Text for analysis:
______

Of the 22 patients evaluated by microarray analysis in this study, 13 have MIC (Table 2 and Fig. 2). All but one of the patients with MIC had a deletion that spanned, overlapped, or disrupted the AKT3 gene including three cases with small deletions <500 kb. The deletion in patient 9 is ~403 kb in size and disrupts SDCCAG3 and the 3′ end of AKT3. The deletion in patient 11 is ~212 kb in size and disrupts only the 5′ end of AKT3. The deletion in patient 10 is ~133 kb in size and is completely contained within the AKT3 gene, resulting in a loss of exons 2–5. Parental FISH analysis indicated that patient 10 inherited the deletion from his mother who also has MIC (Table 2).
Seven of the 22 patients have abnormalities of the corpus callosum (Table 2 and Fig. 3). The SRO for patients with ACC is defined by the proximal deletion breakpoint in patient 13 and the distal deletion breakpoint in patient 2. This ~75 kb interval (chr1:242,241,072–242,315,604) contains only the ZNF238 gene. However, three other patients (5, 7 and 8) have deletions spanning this interval but apparently do not have ACC.

______

Data to examine:

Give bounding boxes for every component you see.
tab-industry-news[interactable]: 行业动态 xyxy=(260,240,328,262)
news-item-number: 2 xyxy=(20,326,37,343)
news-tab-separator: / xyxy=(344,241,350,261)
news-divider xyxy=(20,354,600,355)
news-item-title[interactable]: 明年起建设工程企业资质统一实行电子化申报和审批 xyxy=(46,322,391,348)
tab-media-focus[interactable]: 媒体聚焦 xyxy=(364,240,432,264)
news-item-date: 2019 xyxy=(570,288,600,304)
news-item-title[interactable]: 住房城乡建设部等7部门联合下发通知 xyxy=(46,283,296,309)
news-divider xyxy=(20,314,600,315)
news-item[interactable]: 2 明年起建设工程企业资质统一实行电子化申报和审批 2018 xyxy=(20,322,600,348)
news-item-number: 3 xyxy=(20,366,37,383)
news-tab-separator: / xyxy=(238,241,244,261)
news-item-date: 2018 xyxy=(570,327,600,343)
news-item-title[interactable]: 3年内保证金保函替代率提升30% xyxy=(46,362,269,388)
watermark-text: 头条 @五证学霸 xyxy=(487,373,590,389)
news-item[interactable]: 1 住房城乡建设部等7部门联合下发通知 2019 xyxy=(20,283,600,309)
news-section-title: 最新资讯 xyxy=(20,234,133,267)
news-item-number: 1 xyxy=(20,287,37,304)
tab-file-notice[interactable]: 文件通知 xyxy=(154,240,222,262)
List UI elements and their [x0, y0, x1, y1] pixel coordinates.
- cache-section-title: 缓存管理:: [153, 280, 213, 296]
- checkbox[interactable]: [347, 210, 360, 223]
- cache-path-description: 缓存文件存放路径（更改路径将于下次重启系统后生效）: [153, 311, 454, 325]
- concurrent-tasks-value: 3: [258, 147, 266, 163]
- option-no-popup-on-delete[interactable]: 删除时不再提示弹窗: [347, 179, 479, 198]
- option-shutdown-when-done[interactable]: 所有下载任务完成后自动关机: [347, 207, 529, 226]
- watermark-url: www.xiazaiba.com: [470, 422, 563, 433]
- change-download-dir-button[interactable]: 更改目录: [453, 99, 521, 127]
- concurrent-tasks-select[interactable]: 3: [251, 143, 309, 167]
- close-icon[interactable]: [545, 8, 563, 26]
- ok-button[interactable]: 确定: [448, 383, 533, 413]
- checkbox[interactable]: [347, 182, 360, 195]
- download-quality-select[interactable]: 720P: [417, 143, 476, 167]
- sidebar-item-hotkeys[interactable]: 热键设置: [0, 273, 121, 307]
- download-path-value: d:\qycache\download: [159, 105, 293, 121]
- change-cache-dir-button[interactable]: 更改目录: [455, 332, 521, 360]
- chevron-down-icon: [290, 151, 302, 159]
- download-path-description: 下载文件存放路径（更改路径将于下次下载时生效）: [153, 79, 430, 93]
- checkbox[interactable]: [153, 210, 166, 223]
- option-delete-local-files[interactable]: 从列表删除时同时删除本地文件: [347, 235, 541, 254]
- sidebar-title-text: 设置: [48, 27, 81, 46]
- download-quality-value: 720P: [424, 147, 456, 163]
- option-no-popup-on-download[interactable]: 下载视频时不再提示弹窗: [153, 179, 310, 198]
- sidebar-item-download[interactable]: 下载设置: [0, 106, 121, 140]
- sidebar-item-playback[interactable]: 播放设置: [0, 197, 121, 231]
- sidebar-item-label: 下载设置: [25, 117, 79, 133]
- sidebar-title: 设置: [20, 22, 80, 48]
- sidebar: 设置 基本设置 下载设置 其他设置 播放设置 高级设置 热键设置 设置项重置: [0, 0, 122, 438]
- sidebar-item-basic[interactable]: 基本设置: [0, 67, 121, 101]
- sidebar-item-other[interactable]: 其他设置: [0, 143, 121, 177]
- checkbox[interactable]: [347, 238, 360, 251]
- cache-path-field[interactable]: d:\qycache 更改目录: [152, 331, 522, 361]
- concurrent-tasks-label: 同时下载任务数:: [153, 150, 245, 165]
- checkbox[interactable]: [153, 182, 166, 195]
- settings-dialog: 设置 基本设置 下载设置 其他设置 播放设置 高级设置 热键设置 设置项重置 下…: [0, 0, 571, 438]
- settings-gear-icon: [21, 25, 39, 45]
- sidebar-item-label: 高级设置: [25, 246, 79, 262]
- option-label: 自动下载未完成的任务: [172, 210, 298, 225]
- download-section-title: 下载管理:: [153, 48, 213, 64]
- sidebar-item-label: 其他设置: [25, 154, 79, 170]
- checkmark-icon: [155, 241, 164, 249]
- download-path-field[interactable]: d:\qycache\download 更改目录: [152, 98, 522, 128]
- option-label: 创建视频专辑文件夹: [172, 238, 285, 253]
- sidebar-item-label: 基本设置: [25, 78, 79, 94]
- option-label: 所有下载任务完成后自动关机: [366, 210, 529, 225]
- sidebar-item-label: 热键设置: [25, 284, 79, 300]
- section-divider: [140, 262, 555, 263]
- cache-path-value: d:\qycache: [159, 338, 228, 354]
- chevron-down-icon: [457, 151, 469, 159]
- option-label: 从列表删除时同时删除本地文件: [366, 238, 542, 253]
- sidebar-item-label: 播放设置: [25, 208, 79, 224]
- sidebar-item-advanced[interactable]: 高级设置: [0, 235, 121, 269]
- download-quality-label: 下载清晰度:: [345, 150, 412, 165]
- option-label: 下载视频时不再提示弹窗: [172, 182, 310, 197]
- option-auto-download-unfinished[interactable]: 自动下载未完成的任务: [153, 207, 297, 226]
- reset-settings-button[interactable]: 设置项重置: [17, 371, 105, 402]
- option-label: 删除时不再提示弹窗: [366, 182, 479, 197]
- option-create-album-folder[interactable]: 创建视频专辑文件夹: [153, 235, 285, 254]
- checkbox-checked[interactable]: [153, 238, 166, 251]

______

Tasks to complete:
A - Reproduce the passage on the patients' deletions word for word, the stretch from "Of the 22 patients evaluated" through "MIC (Table 2).".
B - In the passage on the patients' deletions, which patients have a stated deletion size, and what is each size?
C - According to the passage on the patients' deletions, which gene is the only one in the ~75 kb interval?

Outputs for the tasks:
A -
Of the 22 patients evaluated by microarray analysis in this study, 13 have MIC (Table 2 and Fig. 2). All but one of the patients with MIC had a deletion that spanned, overlapped, or disrupted the AKT3 gene including three cases with small deletions <500 kb. The deletion in patient 9 is ~403 kb in size and disrupts SDCCAG3 and the 3′ end of AKT3. The deletion in patient 11 is ~212 kb in size and disrupts only the 5′ end of AKT3. The deletion in patient 10 is ~133 kb in size and is completely contained within the AKT3 gene, resulting in a loss of exons 2–5. Parental FISH analysis indicated that patient 10 inherited the deletion from his mother who also has MIC (Table 2).

B -
Patient 9: ~403 kb
Patient 11: ~212 kb
Patient 10: ~133 kb

C - ZNF238.